Exercise. Report each line of the data that has "subtitle" somewhere in it.

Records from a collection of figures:
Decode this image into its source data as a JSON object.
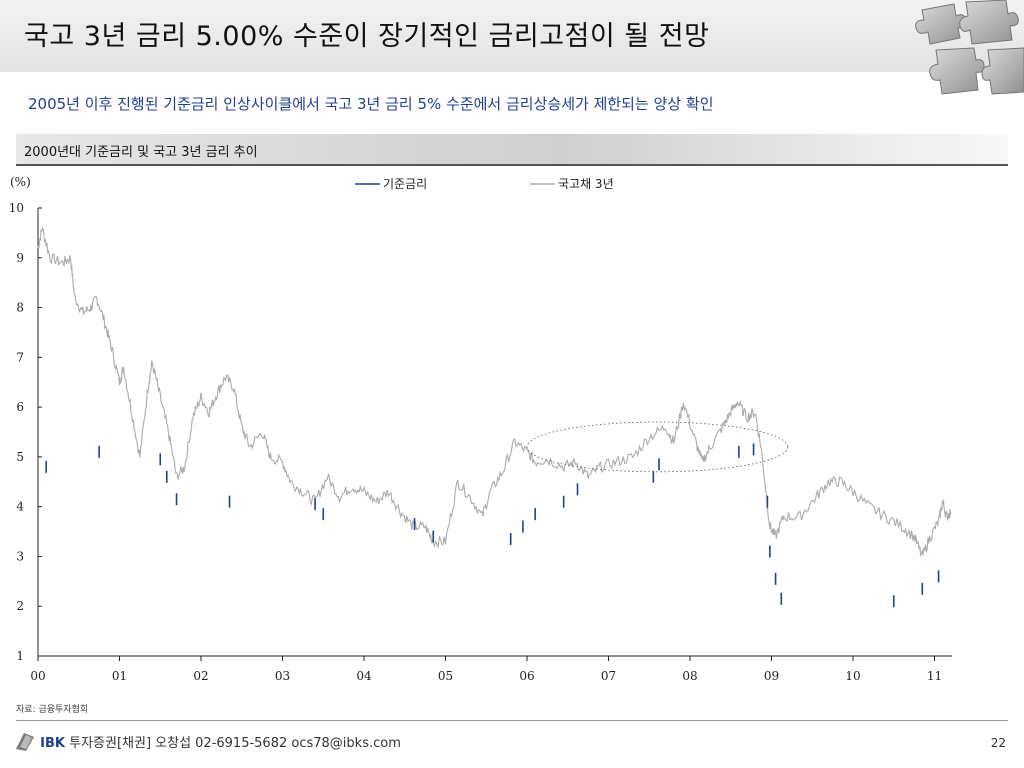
{
  "header": {
    "title": "국고 3년 금리 5.00% 수준이 장기적인 금리고점이 될 전망",
    "puzzle_icon": "puzzle-pieces-icon"
  },
  "subtitle": "2005년 이후 진행된 기준금리 인상사이클에서 국고 3년 금리 5% 수준에서 금리상승세가 제한되는 양상 확인",
  "section_title": "2000년대 기준금리 및 국고 3년 금리 추이",
  "source": "자료: 금융투자협회",
  "footer": {
    "brand": "IBK",
    "text": "투자증권[채권] 오창섭 02-6915-5682 ocs78@ibks.com",
    "page": "22",
    "logo_icon": "ibk-logo-icon"
  },
  "colors": {
    "policy_rate": "#1f3f8f",
    "treasury_3y": "#aaaaaa",
    "subtitle": "#1f3f8f"
  },
  "chart_data": {
    "type": "line",
    "ylabel": "(%)",
    "ylim": [
      1,
      10
    ],
    "yticks": [
      "1",
      "2",
      "3",
      "4",
      "5",
      "6",
      "7",
      "8",
      "9",
      "10"
    ],
    "xticks": [
      "00",
      "01",
      "02",
      "03",
      "04",
      "05",
      "06",
      "07",
      "08",
      "09",
      "10",
      "11"
    ],
    "xlim": [
      0,
      11.2
    ],
    "legend_position": "top-center",
    "series": [
      {
        "name": "기준금리",
        "style": "short blue segments",
        "points": [
          [
            0.1,
            4.8
          ],
          [
            0.75,
            5.1
          ],
          [
            1.5,
            4.95
          ],
          [
            1.58,
            4.6
          ],
          [
            1.7,
            4.15
          ],
          [
            2.35,
            4.1
          ],
          [
            3.4,
            4.05
          ],
          [
            3.5,
            3.85
          ],
          [
            4.62,
            3.65
          ],
          [
            4.85,
            3.4
          ],
          [
            5.8,
            3.35
          ],
          [
            5.95,
            3.6
          ],
          [
            6.1,
            3.85
          ],
          [
            6.45,
            4.1
          ],
          [
            6.62,
            4.35
          ],
          [
            7.55,
            4.6
          ],
          [
            7.62,
            4.85
          ],
          [
            8.6,
            5.1
          ],
          [
            8.78,
            5.15
          ],
          [
            8.95,
            4.1
          ],
          [
            8.98,
            3.1
          ],
          [
            9.05,
            2.55
          ],
          [
            9.12,
            2.15
          ],
          [
            10.5,
            2.1
          ],
          [
            10.85,
            2.35
          ],
          [
            11.05,
            2.6
          ]
        ]
      },
      {
        "name": "국고채 3년",
        "points": [
          [
            0.0,
            9.2
          ],
          [
            0.05,
            9.6
          ],
          [
            0.15,
            9.0
          ],
          [
            0.3,
            8.9
          ],
          [
            0.4,
            9.0
          ],
          [
            0.45,
            8.2
          ],
          [
            0.55,
            7.9
          ],
          [
            0.65,
            8.0
          ],
          [
            0.72,
            8.2
          ],
          [
            0.82,
            7.7
          ],
          [
            0.9,
            7.2
          ],
          [
            1.0,
            6.5
          ],
          [
            1.05,
            6.8
          ],
          [
            1.15,
            5.9
          ],
          [
            1.25,
            5.0
          ],
          [
            1.35,
            6.4
          ],
          [
            1.4,
            6.9
          ],
          [
            1.5,
            6.2
          ],
          [
            1.6,
            5.5
          ],
          [
            1.7,
            4.6
          ],
          [
            1.8,
            4.8
          ],
          [
            1.9,
            5.8
          ],
          [
            2.0,
            6.2
          ],
          [
            2.1,
            5.9
          ],
          [
            2.2,
            6.3
          ],
          [
            2.3,
            6.6
          ],
          [
            2.4,
            6.4
          ],
          [
            2.5,
            5.6
          ],
          [
            2.6,
            5.2
          ],
          [
            2.75,
            5.5
          ],
          [
            2.85,
            5.0
          ],
          [
            3.0,
            4.9
          ],
          [
            3.1,
            4.5
          ],
          [
            3.25,
            4.3
          ],
          [
            3.4,
            4.1
          ],
          [
            3.55,
            4.6
          ],
          [
            3.7,
            4.2
          ],
          [
            3.85,
            4.4
          ],
          [
            4.0,
            4.3
          ],
          [
            4.15,
            4.1
          ],
          [
            4.3,
            4.3
          ],
          [
            4.45,
            3.9
          ],
          [
            4.6,
            3.6
          ],
          [
            4.75,
            3.6
          ],
          [
            4.85,
            3.3
          ],
          [
            5.0,
            3.3
          ],
          [
            5.15,
            4.5
          ],
          [
            5.3,
            4.2
          ],
          [
            5.45,
            3.8
          ],
          [
            5.55,
            4.3
          ],
          [
            5.7,
            4.7
          ],
          [
            5.85,
            5.3
          ],
          [
            6.0,
            5.1
          ],
          [
            6.1,
            4.9
          ],
          [
            6.25,
            4.95
          ],
          [
            6.45,
            4.8
          ],
          [
            6.6,
            4.9
          ],
          [
            6.75,
            4.6
          ],
          [
            6.9,
            4.8
          ],
          [
            7.1,
            4.9
          ],
          [
            7.3,
            5.0
          ],
          [
            7.5,
            5.4
          ],
          [
            7.7,
            5.6
          ],
          [
            7.8,
            5.3
          ],
          [
            7.92,
            6.1
          ],
          [
            8.05,
            5.4
          ],
          [
            8.15,
            4.9
          ],
          [
            8.25,
            5.2
          ],
          [
            8.4,
            5.6
          ],
          [
            8.5,
            5.9
          ],
          [
            8.58,
            6.1
          ],
          [
            8.7,
            5.8
          ],
          [
            8.8,
            5.9
          ],
          [
            8.88,
            5.1
          ],
          [
            8.98,
            3.6
          ],
          [
            9.05,
            3.4
          ],
          [
            9.15,
            3.8
          ],
          [
            9.35,
            3.8
          ],
          [
            9.55,
            4.2
          ],
          [
            9.7,
            4.5
          ],
          [
            9.85,
            4.5
          ],
          [
            10.0,
            4.3
          ],
          [
            10.2,
            4.0
          ],
          [
            10.4,
            3.8
          ],
          [
            10.6,
            3.6
          ],
          [
            10.75,
            3.4
          ],
          [
            10.85,
            3.0
          ],
          [
            10.95,
            3.4
          ],
          [
            11.05,
            3.7
          ],
          [
            11.1,
            4.1
          ],
          [
            11.15,
            3.8
          ],
          [
            11.2,
            3.9
          ]
        ]
      }
    ],
    "annotation": {
      "type": "dotted-ellipse",
      "center": [
        7.6,
        5.2
      ],
      "rx_years": 1.6,
      "ry_pct": 0.5
    }
  }
}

Output for this task.
  "subtitle": "2005년 이후 진행된 기준금리 인상사이클에서 국고 3년 금리 5% 수준에서 금리상승세가 제한되는 양상 확인",
    "subtitle": "#1f3f8f"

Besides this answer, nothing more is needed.